§ **Cel zadania 1**: Umieść w liście JSON wiersze wpisów, od początku wpisów aż do wiersza zawierającego "manuscript-line: sarebbe difficile" włącznie. Każdy wiersz ma być osobnym ciągiem znaków, a puste wiersze należy pominąć.

§ **Fragment dokumentu**:
# # # #
Archiwum Gazety Wyborczej; Rozejm zamiast ultimatum?
WYSZUKIWANIE:
PROSTE
ZŁOŻONE
ZSZYWKA
?
informacja o czasie
dostępu
Gazeta Wyborcza
nr 195, wydanie waw (Warszawa) z
dnia 1996/08/22, dział
ŚWIAT, str. 6
Korespondencja Andrzej M. Zaucha, Moskwa
Generał Lebiedź w Czeczenii
Rozejm zamiast ultimatum?
Sekretarz kremlowskiej Rady Bezpieczeństwa i specjalny wysłannik Borysa
Jelcyna w kaukaskiej republice generał Aleksander Lebiedź przyjechał do Czeczenii i, jak twierdzi, zapobiegł groźbie wybuchu
ciężkich walk w Groznym. Jednak nie wiadomo, co Lebiedź zrobi z partyzantami,
którzy nadal okupują całe miasto.
Lebiedź przyjechał do Czeczenii na kilka godzin
przed upływem ultimatum dowódcy wojsk rosyjskich w Czeczenii generała Konstantina Pulikowskiego, który w
poniedziałek zagroził, że wojska rosyjskie przystąpią dziś o świcie do
oczyszczania miasta z partyzantów, korzystając ze wszystkich sił i środków -
ciężkiej artylerii, lotnictwa bombowego i szturmowego oraz wyrzutni rakietowych.
Wcześniej minister obrony Rosji generał Igor Rodionow powiedział, że nie brał
udziału w przygotowywaniu ultimatum, a Pulikowski wykazał własną inicjatywę, za
co został "upomniany". Według Rodionowa "ktoś sprowokował Pulikowskiego". Mimo
to ultimatum pozostało w mocy. We wtorek późnym wieczorem do Czeczenii przyleciał, pilnie wezwany z urlopu, generał
Wiaczesław Tichomirow, głównodowodzący rosyjskimi wojskami w Czeczenii (Pulikowski tylko go zastępował). Tichomirow
również nie anulował ultimatum.
Po rozmowach z Tichomirowem i Pulikowskim Lebiedź spotkał się wieczorem z
dziennikarzami w rosyjskiej bazie wojskowej Chankała pod Groznym. - Kwestia
ultimatum postawionego separatystom zostanie rozwiązana do rana - oświadczył
sekretarz Rady Bezpieczeństwa. - Przy jej rozwiązywaniu będziemy kierować się
humanizmem i zdrowym rozsądkiem. Nie będziemy więcej rozmawiać językiem
ultimatum - obiecał Lebiedź.
# # # #
§ **Cel zadania 2**: Napisz dalszą część artykułu o przyjeździe generała Lebiedzia do Czeczenii, zaczynając po jego ostatnim zdaniu.

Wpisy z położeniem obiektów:
# # # #
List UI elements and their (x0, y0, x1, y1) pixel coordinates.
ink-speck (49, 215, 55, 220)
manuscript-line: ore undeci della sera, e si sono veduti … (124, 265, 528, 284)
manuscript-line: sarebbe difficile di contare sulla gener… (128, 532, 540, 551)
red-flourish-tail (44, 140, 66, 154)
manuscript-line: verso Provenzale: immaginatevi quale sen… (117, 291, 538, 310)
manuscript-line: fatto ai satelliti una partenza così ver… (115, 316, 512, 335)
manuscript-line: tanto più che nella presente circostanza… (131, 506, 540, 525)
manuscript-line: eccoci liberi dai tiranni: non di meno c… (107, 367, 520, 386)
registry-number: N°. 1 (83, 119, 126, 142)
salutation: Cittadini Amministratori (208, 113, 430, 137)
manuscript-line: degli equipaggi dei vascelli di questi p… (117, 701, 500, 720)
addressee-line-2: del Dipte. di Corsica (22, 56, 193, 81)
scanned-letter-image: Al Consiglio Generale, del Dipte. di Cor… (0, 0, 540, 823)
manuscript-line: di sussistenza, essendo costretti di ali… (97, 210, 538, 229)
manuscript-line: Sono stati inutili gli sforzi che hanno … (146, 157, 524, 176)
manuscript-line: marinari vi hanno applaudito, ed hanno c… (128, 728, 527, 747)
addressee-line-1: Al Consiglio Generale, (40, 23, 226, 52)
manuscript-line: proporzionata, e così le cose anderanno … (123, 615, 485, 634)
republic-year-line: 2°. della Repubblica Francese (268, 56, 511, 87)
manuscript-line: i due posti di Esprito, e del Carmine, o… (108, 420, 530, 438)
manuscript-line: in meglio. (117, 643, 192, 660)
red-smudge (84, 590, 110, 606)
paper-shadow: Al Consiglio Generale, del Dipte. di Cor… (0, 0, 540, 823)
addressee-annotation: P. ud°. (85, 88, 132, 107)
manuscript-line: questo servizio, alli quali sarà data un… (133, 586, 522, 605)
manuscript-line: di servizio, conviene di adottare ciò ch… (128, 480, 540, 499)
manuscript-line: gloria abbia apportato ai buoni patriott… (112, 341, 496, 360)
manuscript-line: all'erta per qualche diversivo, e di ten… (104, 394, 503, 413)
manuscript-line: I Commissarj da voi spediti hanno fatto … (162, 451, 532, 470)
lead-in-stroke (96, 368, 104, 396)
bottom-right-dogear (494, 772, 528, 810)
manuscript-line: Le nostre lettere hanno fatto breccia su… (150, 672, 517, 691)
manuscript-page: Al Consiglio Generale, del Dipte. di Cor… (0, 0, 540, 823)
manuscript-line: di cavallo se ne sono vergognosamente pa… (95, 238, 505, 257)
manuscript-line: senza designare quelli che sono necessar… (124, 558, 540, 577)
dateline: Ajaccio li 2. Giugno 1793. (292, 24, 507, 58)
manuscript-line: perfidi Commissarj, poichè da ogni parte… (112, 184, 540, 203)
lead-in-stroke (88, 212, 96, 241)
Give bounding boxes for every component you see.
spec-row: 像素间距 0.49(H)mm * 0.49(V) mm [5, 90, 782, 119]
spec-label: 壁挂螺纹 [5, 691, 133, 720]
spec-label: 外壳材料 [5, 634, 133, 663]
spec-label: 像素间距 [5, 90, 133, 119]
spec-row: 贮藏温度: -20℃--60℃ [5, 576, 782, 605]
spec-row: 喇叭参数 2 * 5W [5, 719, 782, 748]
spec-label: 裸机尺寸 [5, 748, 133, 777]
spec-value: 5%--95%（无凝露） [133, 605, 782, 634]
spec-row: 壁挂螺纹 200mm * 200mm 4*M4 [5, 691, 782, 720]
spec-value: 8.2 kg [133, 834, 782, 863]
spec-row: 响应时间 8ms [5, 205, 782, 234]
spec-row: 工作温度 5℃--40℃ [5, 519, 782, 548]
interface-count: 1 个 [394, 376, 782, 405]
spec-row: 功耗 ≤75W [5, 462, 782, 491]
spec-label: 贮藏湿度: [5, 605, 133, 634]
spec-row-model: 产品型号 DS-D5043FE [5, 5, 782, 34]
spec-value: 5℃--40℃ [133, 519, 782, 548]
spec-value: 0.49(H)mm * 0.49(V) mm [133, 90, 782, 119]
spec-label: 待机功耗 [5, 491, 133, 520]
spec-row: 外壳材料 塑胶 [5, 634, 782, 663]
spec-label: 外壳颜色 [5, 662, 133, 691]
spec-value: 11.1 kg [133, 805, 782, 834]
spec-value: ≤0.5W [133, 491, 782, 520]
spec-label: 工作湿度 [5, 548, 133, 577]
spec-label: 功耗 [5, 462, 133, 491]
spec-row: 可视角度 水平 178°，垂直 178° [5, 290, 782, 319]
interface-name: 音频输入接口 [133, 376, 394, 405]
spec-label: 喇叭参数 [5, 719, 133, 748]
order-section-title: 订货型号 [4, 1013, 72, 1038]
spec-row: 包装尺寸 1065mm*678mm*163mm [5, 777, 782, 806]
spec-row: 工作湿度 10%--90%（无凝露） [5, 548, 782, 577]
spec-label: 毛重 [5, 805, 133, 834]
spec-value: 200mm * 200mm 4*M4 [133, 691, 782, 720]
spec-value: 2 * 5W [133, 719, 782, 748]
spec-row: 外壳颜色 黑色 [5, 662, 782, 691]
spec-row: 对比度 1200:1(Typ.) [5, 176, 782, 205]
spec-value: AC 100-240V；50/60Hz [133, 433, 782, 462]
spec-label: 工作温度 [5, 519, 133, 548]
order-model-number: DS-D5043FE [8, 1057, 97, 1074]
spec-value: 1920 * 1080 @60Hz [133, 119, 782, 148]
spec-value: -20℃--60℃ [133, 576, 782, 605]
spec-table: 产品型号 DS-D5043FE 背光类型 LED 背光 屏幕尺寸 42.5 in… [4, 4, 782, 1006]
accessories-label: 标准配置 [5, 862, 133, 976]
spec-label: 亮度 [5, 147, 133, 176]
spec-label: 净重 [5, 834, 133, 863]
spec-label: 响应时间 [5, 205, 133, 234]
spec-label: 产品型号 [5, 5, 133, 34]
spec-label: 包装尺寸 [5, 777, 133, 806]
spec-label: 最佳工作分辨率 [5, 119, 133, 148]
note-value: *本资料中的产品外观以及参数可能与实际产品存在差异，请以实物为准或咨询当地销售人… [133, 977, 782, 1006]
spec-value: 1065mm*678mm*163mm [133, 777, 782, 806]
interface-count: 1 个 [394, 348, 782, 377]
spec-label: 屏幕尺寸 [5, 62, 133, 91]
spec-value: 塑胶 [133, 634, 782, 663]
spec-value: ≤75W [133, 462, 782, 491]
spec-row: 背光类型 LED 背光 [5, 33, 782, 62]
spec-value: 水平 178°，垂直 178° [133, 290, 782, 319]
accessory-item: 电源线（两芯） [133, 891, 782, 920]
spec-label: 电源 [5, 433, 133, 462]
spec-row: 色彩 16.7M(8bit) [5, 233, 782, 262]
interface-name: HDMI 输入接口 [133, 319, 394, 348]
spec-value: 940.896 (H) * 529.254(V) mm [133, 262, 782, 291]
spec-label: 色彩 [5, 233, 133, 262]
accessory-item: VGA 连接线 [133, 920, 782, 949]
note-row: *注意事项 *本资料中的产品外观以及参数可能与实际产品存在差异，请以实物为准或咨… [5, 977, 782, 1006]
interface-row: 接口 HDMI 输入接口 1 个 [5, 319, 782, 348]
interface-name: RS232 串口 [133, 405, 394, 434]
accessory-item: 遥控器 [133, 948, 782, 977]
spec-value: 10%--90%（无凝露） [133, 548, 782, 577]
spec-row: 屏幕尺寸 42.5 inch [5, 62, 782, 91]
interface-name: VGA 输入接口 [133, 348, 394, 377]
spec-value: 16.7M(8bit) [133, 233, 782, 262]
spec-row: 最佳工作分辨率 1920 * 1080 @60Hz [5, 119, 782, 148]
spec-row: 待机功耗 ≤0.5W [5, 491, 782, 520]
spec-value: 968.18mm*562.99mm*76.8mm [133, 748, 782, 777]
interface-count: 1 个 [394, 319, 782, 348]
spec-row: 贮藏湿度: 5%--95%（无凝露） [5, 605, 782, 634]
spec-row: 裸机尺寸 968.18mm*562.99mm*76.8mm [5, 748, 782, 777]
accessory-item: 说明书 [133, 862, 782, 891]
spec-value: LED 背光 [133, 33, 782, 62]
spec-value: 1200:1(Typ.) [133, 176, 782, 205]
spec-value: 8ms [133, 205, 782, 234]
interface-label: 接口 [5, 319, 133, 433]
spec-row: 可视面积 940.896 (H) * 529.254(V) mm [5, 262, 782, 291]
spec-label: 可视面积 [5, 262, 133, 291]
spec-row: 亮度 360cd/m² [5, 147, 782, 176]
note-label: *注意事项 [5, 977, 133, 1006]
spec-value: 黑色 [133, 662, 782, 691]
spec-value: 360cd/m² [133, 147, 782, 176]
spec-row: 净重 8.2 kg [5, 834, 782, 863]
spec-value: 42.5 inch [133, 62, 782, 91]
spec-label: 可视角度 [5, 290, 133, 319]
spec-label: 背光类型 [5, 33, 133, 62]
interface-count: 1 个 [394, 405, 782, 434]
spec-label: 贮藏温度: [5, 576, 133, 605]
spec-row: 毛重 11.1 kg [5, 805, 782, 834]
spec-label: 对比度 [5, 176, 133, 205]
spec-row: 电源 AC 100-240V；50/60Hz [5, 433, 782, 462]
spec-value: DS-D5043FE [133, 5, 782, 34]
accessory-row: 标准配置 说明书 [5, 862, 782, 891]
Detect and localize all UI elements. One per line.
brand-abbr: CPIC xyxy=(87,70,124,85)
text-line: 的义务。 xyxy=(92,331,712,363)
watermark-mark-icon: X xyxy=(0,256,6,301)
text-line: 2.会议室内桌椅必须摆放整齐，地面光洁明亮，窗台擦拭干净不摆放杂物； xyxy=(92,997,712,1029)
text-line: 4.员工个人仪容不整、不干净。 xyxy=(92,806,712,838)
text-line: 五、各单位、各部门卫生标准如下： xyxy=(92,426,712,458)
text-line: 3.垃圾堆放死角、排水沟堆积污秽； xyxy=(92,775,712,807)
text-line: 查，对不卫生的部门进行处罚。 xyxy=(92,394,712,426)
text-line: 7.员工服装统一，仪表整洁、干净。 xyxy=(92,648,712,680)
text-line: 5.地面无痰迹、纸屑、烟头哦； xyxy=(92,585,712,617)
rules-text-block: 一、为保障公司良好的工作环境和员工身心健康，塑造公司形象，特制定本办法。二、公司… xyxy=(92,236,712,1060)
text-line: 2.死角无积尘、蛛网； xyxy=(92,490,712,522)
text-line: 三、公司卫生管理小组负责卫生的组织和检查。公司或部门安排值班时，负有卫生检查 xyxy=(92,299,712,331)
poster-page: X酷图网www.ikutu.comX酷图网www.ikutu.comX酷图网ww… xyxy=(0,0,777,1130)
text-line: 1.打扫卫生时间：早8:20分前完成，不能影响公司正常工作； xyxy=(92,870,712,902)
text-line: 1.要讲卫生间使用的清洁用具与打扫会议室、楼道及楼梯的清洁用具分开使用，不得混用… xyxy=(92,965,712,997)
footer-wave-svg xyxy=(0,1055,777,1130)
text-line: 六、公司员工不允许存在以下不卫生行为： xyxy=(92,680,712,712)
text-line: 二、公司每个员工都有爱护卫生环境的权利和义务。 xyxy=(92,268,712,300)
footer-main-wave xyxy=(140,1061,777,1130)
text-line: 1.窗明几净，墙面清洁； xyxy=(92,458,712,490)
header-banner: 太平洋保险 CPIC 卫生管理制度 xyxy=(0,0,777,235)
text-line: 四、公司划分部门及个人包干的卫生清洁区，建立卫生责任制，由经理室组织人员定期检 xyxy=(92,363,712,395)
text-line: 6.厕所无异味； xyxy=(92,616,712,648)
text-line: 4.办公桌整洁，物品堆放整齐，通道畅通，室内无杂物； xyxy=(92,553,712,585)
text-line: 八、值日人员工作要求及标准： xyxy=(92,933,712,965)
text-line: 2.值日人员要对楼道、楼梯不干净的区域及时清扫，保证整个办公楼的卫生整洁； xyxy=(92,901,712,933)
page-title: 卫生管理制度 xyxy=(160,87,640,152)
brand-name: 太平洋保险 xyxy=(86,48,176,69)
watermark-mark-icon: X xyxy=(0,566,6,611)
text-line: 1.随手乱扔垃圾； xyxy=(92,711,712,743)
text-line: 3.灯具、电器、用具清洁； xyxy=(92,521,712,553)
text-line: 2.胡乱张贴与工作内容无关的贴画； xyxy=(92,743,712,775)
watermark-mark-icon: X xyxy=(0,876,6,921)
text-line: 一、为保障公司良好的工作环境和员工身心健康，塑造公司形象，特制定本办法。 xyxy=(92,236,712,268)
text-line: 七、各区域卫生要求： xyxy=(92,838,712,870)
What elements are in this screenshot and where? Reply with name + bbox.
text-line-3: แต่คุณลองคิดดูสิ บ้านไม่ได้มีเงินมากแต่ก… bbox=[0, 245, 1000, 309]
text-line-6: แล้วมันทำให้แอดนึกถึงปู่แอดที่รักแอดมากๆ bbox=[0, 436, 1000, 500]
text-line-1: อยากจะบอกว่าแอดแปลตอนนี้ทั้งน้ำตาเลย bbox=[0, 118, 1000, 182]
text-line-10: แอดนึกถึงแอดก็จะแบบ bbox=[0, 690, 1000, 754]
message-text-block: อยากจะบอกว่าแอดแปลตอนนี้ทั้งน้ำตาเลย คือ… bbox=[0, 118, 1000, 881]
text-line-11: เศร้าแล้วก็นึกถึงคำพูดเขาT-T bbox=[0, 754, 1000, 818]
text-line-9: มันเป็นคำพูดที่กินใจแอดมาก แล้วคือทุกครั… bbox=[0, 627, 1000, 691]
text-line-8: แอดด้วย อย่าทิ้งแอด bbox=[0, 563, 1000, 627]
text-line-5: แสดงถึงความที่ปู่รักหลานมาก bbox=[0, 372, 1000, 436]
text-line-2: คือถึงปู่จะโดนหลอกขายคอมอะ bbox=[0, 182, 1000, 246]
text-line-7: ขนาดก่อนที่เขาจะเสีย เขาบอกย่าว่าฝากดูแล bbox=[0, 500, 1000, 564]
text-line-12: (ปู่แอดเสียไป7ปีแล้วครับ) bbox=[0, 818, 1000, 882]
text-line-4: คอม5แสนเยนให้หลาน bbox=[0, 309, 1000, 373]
# # # #
§ **Oczekiwany wynik 1**:
[
  "List UI elements and their (x0, y0, x1, y1) pixel coordinates.",
  "ink-speck (49, 215, 55, 220)",
  "manuscript-line: ore undeci della sera, e si sono veduti … (124, 265, 528, 284)",
  "manuscript-line: sarebbe difficile di contare sulla gener… (128, 532, 540, 551)"
]

§ **Oczekiwany wynik 2**:
Generał zapowiedział, że walczące strony zostaną rozdzielone, "tak jak
zostało to ustalone wcześniej". Lebiedź miał na myśli swoje zeszłotygodniowe
rozmowy z szefem sztabu czeczeńskich separatystów Asłanem Maschadowem i
przywódcą opozycji Selim Chanem Jandarbijewem. Ustalono wówczas, że między
rosyjskimi wojskami i czeczeńskimi partyzantami zostanie podpisany rozejm, a
walczące oddziały pozostaną na swoich pozycjach. Oznacza to, że partyzanci
utrzymają stolicę Czeczenii w swoich rękach.
Dziennikarze pytali Lebiedzia, czy ultimatum Pulikowskiego było uzgodnione z
kierownictwem kraju. - Nikt z nikim niczego nie uzgadniał - powiedział Lebiedź.
- Wszystko jest tak, jak było - władzy nikt nikomu nie oddawał. Trzeba ją po
prostu brać, czym ja powolutku się zajmuję.
Wczorajsza podróż Lebiedzia do Czeczenii jest
jego trzecim wyjazdem na front od chwili mianowaniu go pełnomocnym wysłannikiem
Jelcyna do Czeczenii dziesięć dni temu. Lebiedź
był wczoraj w doskonałym humorze. Wydaje się, że w znacznej mierze rozwiązał
jeden z najpoważniejszych problemów, z jakimi zetknął się od 18 czerwca, gdy
został sekretarzem Rady Bezpieczeństwa. Wielu obserwatorów uważa, że dotychczas
Lebiedź nie miał czasu zająć się Czeczenią.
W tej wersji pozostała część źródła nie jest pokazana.